**Data:**
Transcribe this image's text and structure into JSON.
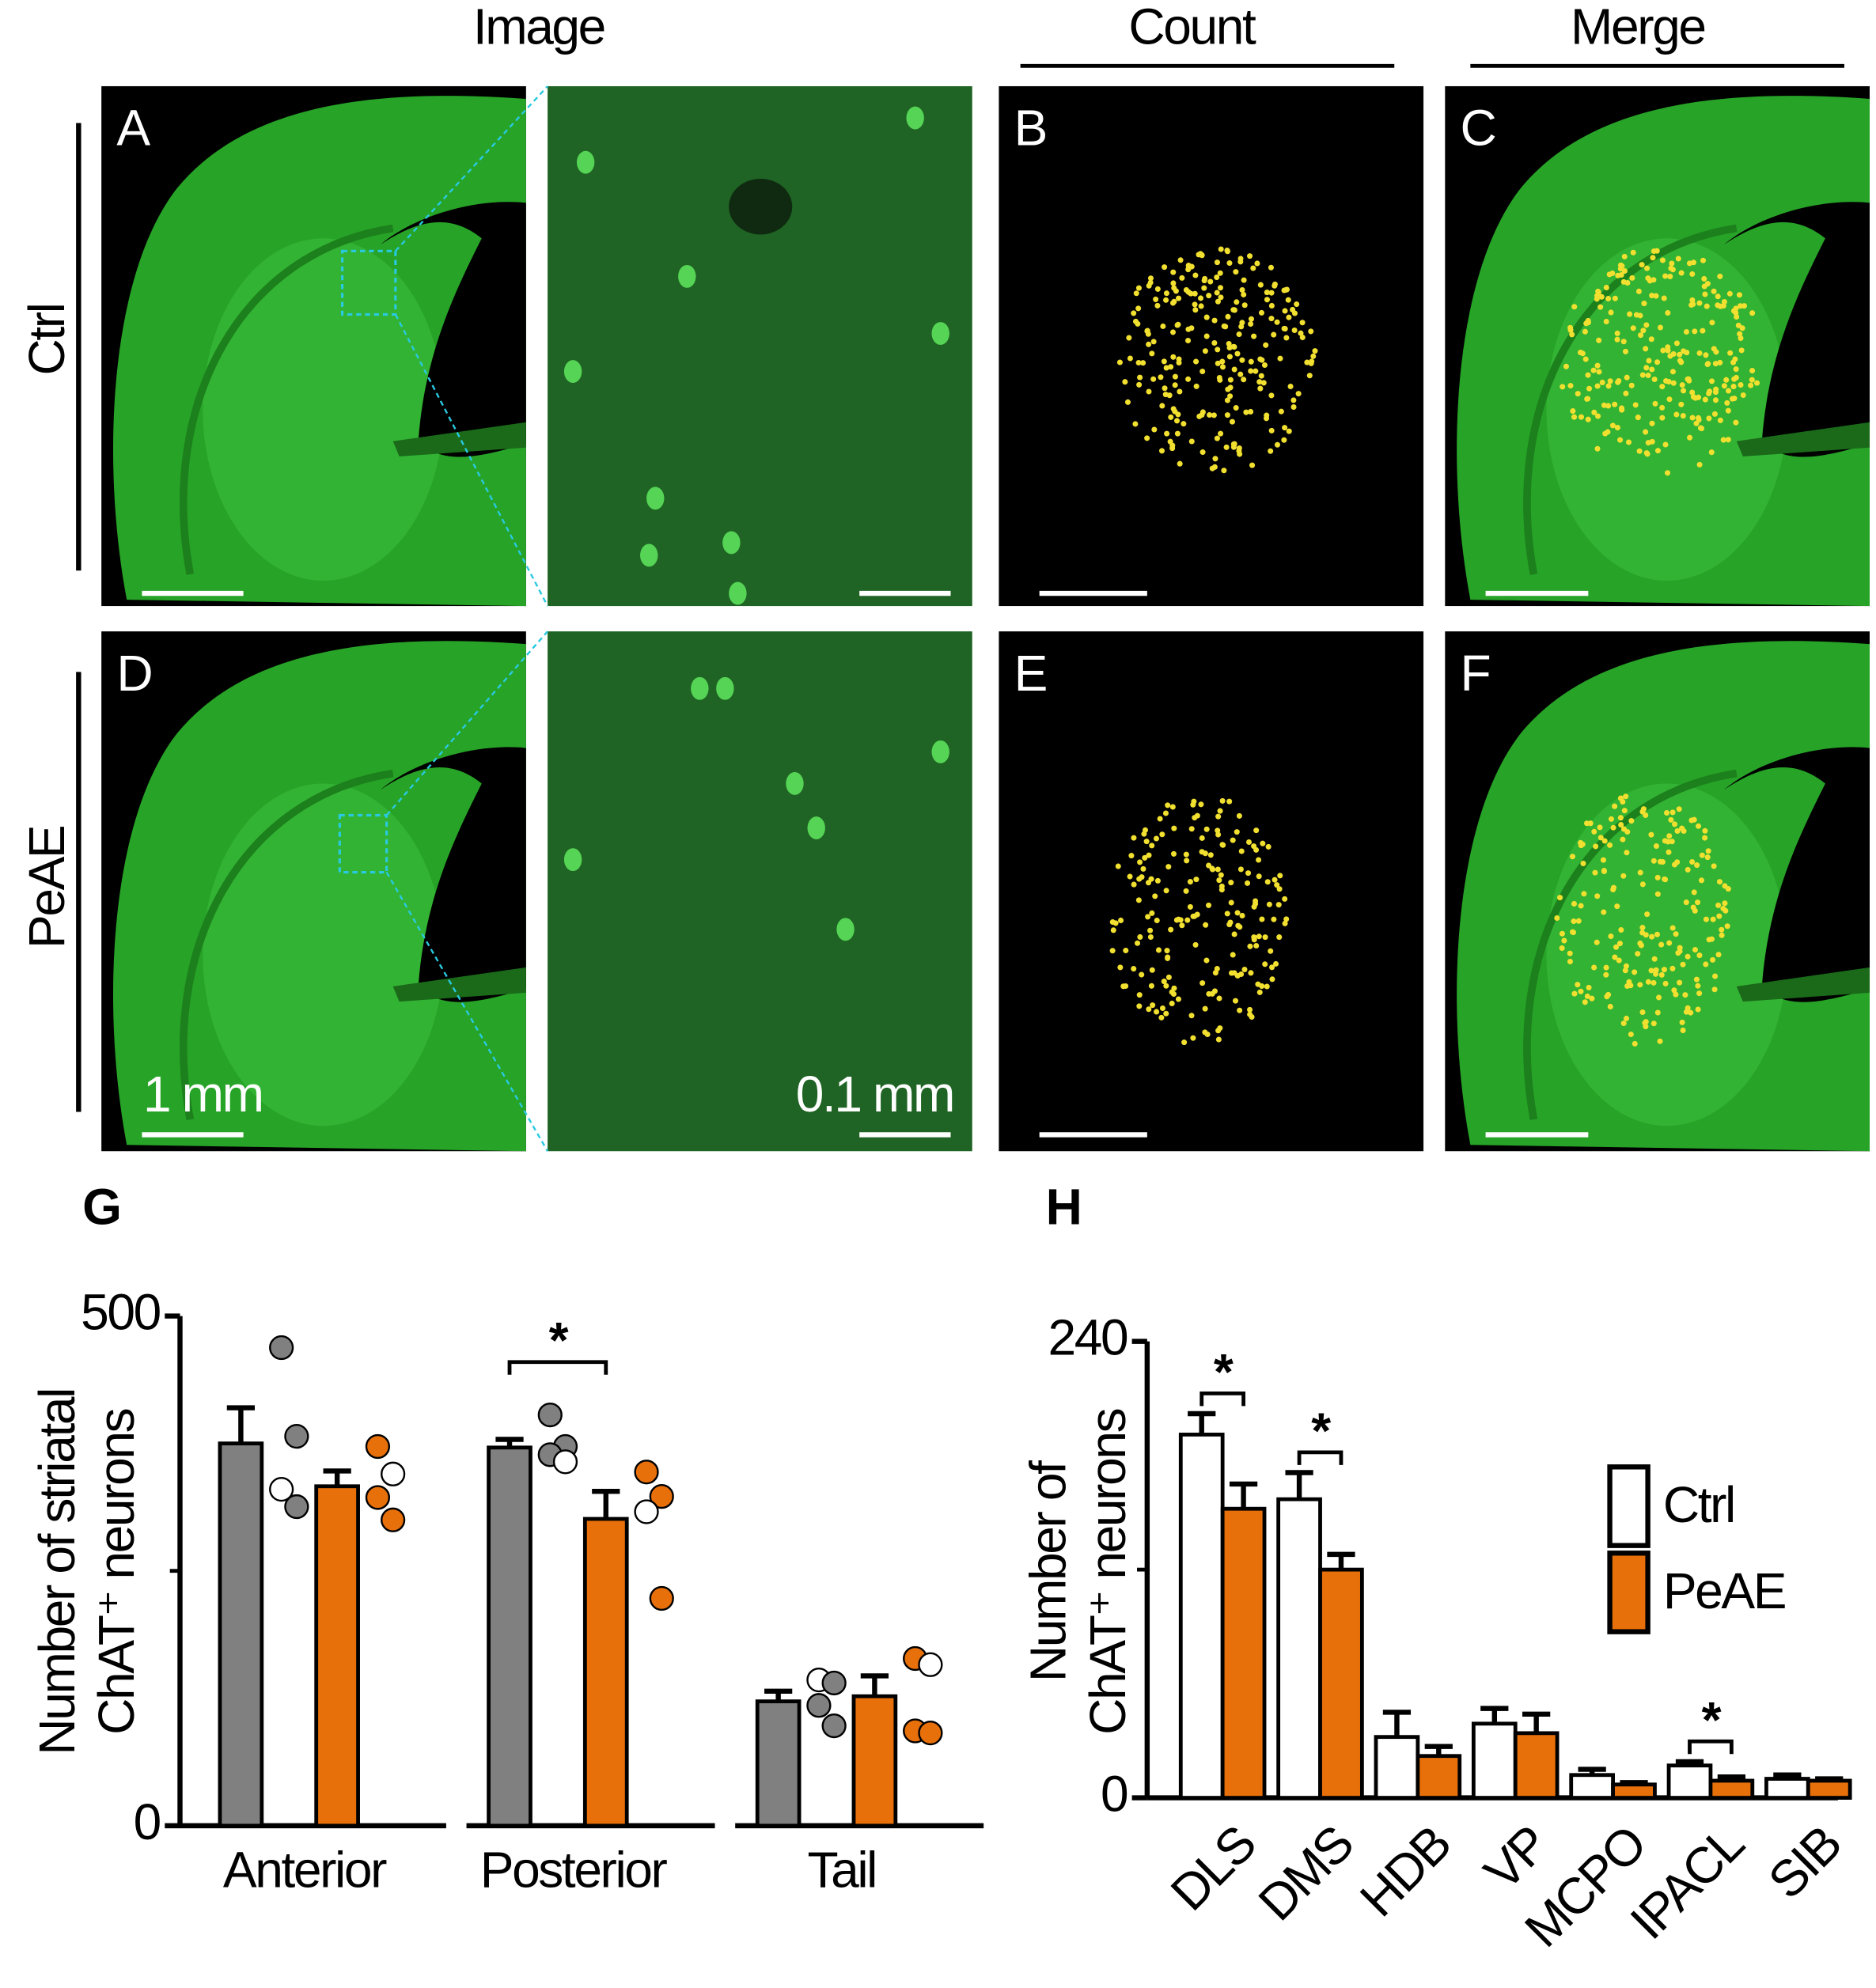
{
  "headers": [
    "Image",
    "Count",
    "Merge"
  ],
  "row_labels": [
    "Ctrl",
    "PeAE"
  ],
  "panel_letters": [
    "A",
    "B",
    "C",
    "D",
    "E",
    "F"
  ],
  "scale_labels": [
    "1 mm",
    "0.1 mm"
  ],
  "chart_data": [
    {
      "type": "bar",
      "panel": "G",
      "ylabel": [
        "Number of striatal",
        "ChAT⁺ neurons"
      ],
      "categories": [
        "Anterior",
        "Posterior",
        "Tail"
      ],
      "ylim": [
        0,
        500
      ],
      "yticks": [
        0,
        500
      ],
      "minor_yticks": [
        250
      ],
      "series": [
        {
          "color": "#808080",
          "values": [
            375,
            371,
            122
          ],
          "errors": [
            35,
            8,
            10
          ],
          "points": [
            [
              469,
              382,
              330,
              313
            ],
            [
              403,
              372,
              364,
              357
            ],
            [
              143,
              140,
              118,
              98
            ]
          ],
          "point_colors": [
            [
              "#808080",
              "#808080",
              "#ffffff",
              "#808080"
            ],
            [
              "#808080",
              "#808080",
              "#808080",
              "#ffffff"
            ],
            [
              "#ffffff",
              "#808080",
              "#808080",
              "#808080"
            ]
          ]
        },
        {
          "color": "#e8700a",
          "values": [
            333,
            301,
            127
          ],
          "errors": [
            15,
            27,
            20
          ],
          "points": [
            [
              372,
              345,
              322,
              300
            ],
            [
              347,
              323,
              308,
              223
            ],
            [
              164,
              158,
              93,
              91
            ]
          ],
          "point_colors": [
            [
              "#e8700a",
              "#ffffff",
              "#e8700a",
              "#e8700a"
            ],
            [
              "#e8700a",
              "#e8700a",
              "#ffffff",
              "#e8700a"
            ],
            [
              "#e8700a",
              "#ffffff",
              "#e8700a",
              "#e8700a"
            ]
          ]
        }
      ],
      "significant": [
        false,
        true,
        false
      ],
      "significance_label": "*"
    },
    {
      "type": "bar",
      "panel": "H",
      "ylabel": [
        "Number of",
        "ChAT⁺ neurons"
      ],
      "categories": [
        "DLS",
        "DMS",
        "HDB",
        "VP",
        "MCPO",
        "IPACL",
        "SIB"
      ],
      "ylim": [
        0,
        240
      ],
      "yticks": [
        0,
        240
      ],
      "minor_yticks": [
        120
      ],
      "legend": "right",
      "series": [
        {
          "name": "Ctrl",
          "color": "#ffffff",
          "values": [
            191,
            157,
            32,
            39,
            12,
            17,
            10
          ],
          "errors": [
            11,
            14,
            13,
            8,
            3,
            2,
            2
          ]
        },
        {
          "name": "PeAE",
          "color": "#e8700a",
          "values": [
            152,
            120,
            22,
            34,
            7,
            9,
            9
          ],
          "errors": [
            13,
            8,
            5,
            10,
            1,
            2,
            1
          ]
        }
      ],
      "significant": [
        true,
        true,
        false,
        false,
        false,
        true,
        false
      ],
      "significance_label": "*"
    }
  ]
}
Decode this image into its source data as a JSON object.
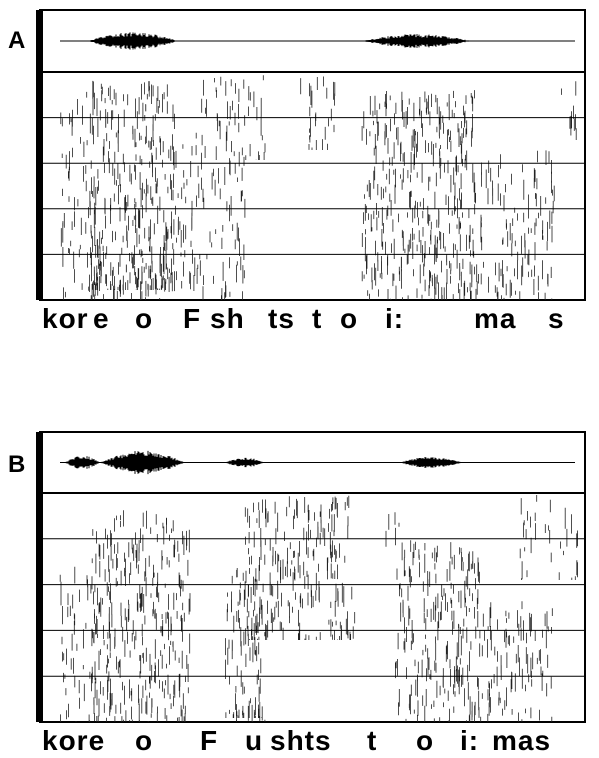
{
  "panels": [
    {
      "label": "A",
      "transcription": [
        "kor",
        "e",
        "o",
        "F",
        "sh",
        "ts",
        "t",
        "o",
        "i:",
        "ma",
        "s"
      ]
    },
    {
      "label": "B",
      "transcription": [
        "kore",
        "o",
        "F",
        "u",
        "shts",
        "t",
        "o",
        "i:",
        "mas"
      ]
    }
  ]
}
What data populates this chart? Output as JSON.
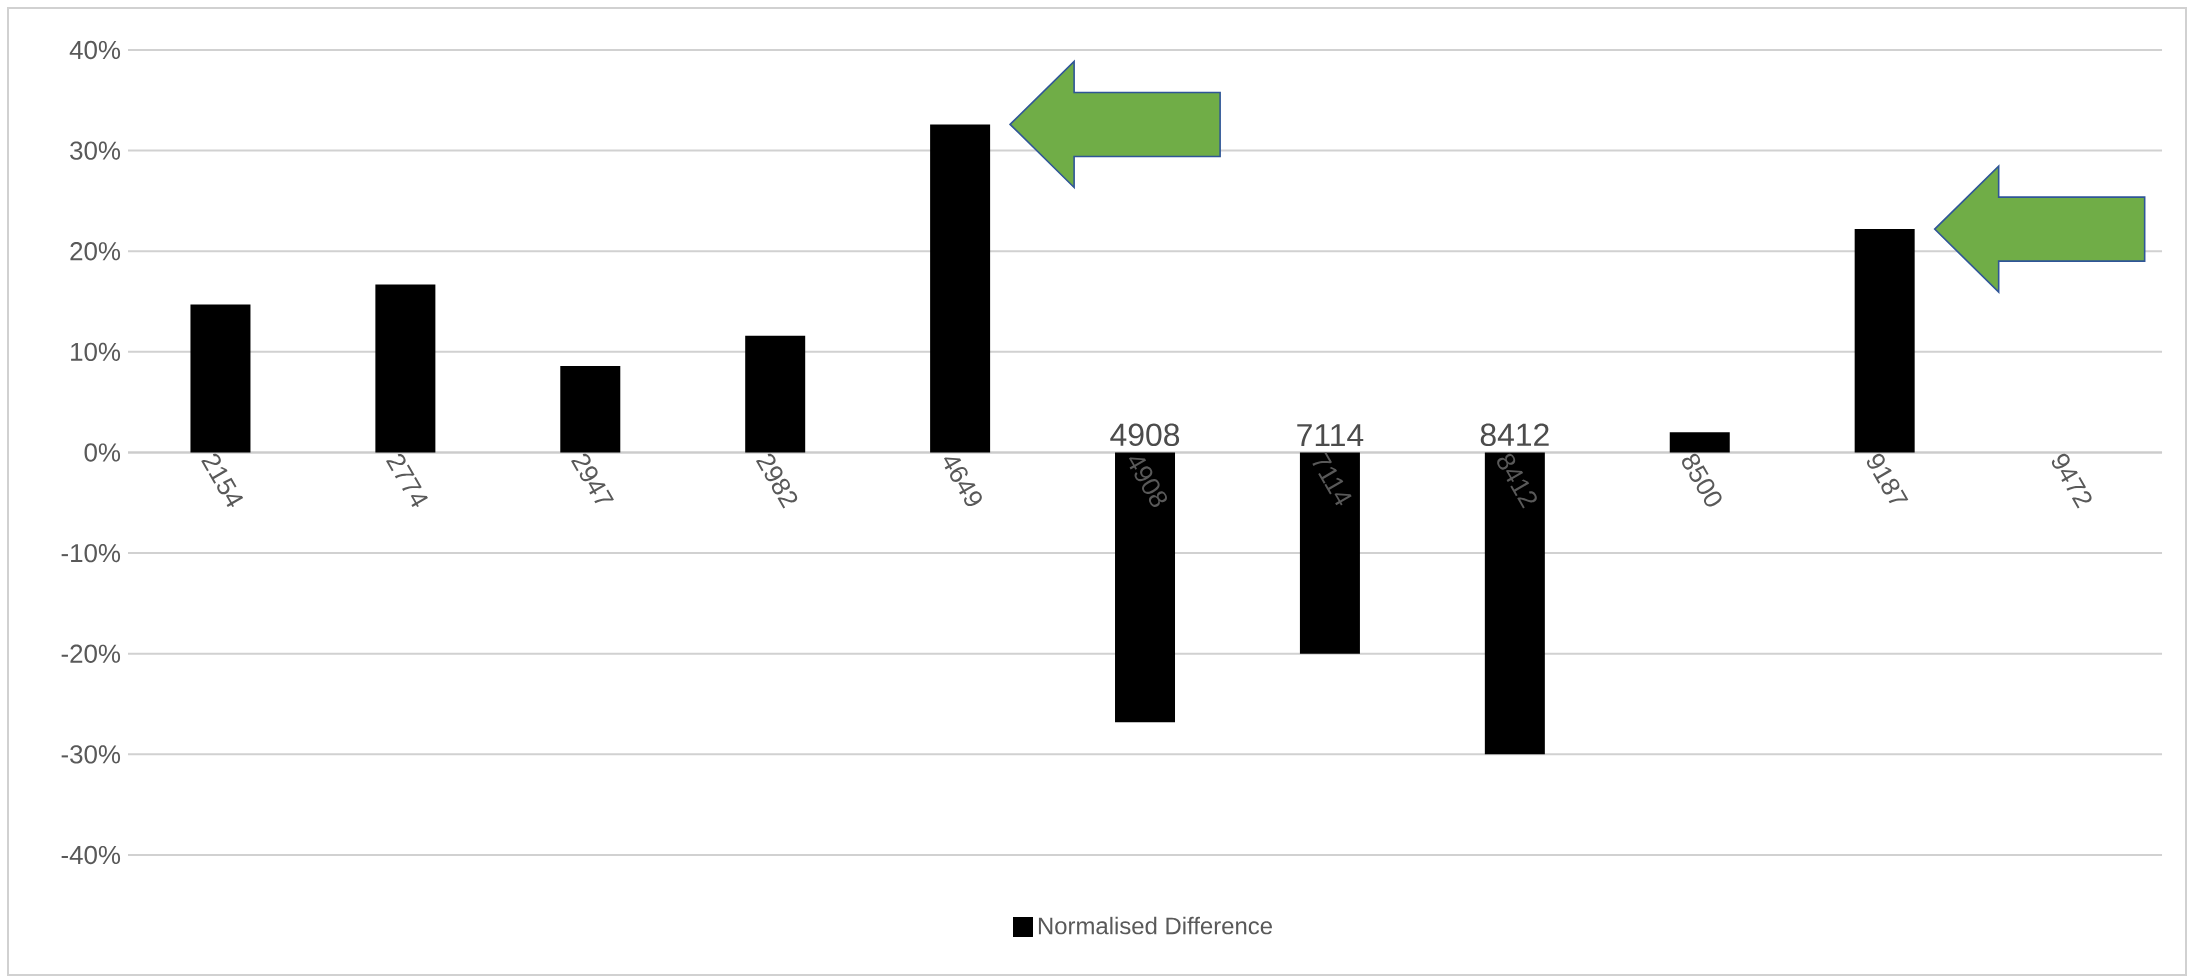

**Written problem:** Above are records to transcribe exactly; leave their pictures out.

**Task result:**
Transcribe this image's text and structure into JSON.
{
  "headers": [
    "Image",
    "Count",
    "Merge"
  ],
  "row_labels": [
    "Ctrl",
    "PeAE"
  ],
  "panel_letters": [
    "A",
    "B",
    "C",
    "D",
    "E",
    "F"
  ],
  "scale_labels": [
    "1 mm",
    "0.1 mm"
  ],
  "chart_data": [
    {
      "type": "bar",
      "panel": "G",
      "ylabel": [
        "Number of striatal",
        "ChAT⁺ neurons"
      ],
      "categories": [
        "Anterior",
        "Posterior",
        "Tail"
      ],
      "ylim": [
        0,
        500
      ],
      "yticks": [
        0,
        500
      ],
      "minor_yticks": [
        250
      ],
      "series": [
        {
          "color": "#808080",
          "values": [
            375,
            371,
            122
          ],
          "errors": [
            35,
            8,
            10
          ],
          "points": [
            [
              469,
              382,
              330,
              313
            ],
            [
              403,
              372,
              364,
              357
            ],
            [
              143,
              140,
              118,
              98
            ]
          ],
          "point_colors": [
            [
              "#808080",
              "#808080",
              "#ffffff",
              "#808080"
            ],
            [
              "#808080",
              "#808080",
              "#808080",
              "#ffffff"
            ],
            [
              "#ffffff",
              "#808080",
              "#808080",
              "#808080"
            ]
          ]
        },
        {
          "color": "#e8700a",
          "values": [
            333,
            301,
            127
          ],
          "errors": [
            15,
            27,
            20
          ],
          "points": [
            [
              372,
              345,
              322,
              300
            ],
            [
              347,
              323,
              308,
              223
            ],
            [
              164,
              158,
              93,
              91
            ]
          ],
          "point_colors": [
            [
              "#e8700a",
              "#ffffff",
              "#e8700a",
              "#e8700a"
            ],
            [
              "#e8700a",
              "#e8700a",
              "#ffffff",
              "#e8700a"
            ],
            [
              "#e8700a",
              "#ffffff",
              "#e8700a",
              "#e8700a"
            ]
          ]
        }
      ],
      "significant": [
        false,
        true,
        false
      ],
      "significance_label": "*"
    },
    {
      "type": "bar",
      "panel": "H",
      "ylabel": [
        "Number of",
        "ChAT⁺ neurons"
      ],
      "categories": [
        "DLS",
        "DMS",
        "HDB",
        "VP",
        "MCPO",
        "IPACL",
        "SIB"
      ],
      "ylim": [
        0,
        240
      ],
      "yticks": [
        0,
        240
      ],
      "minor_yticks": [
        120
      ],
      "legend": "right",
      "series": [
        {
          "name": "Ctrl",
          "color": "#ffffff",
          "values": [
            191,
            157,
            32,
            39,
            12,
            17,
            10
          ],
          "errors": [
            11,
            14,
            13,
            8,
            3,
            2,
            2
          ]
        },
        {
          "name": "PeAE",
          "color": "#e8700a",
          "values": [
            152,
            120,
            22,
            34,
            7,
            9,
            9
          ],
          "errors": [
            13,
            8,
            5,
            10,
            1,
            2,
            1
          ]
        }
      ],
      "significant": [
        true,
        true,
        false,
        false,
        false,
        true,
        false
      ],
      "significance_label": "*"
    }
  ]
}
Decode this image into its source data as a JSON object.
{
  "panels": [
    {
      "label": "A",
      "transcription": [
        "kor",
        "e",
        "o",
        "F",
        "sh",
        "ts",
        "t",
        "o",
        "i:",
        "ma",
        "s"
      ]
    },
    {
      "label": "B",
      "transcription": [
        "kore",
        "o",
        "F",
        "u",
        "shts",
        "t",
        "o",
        "i:",
        "mas"
      ]
    }
  ]
}
What data populates this chart? Output as JSON.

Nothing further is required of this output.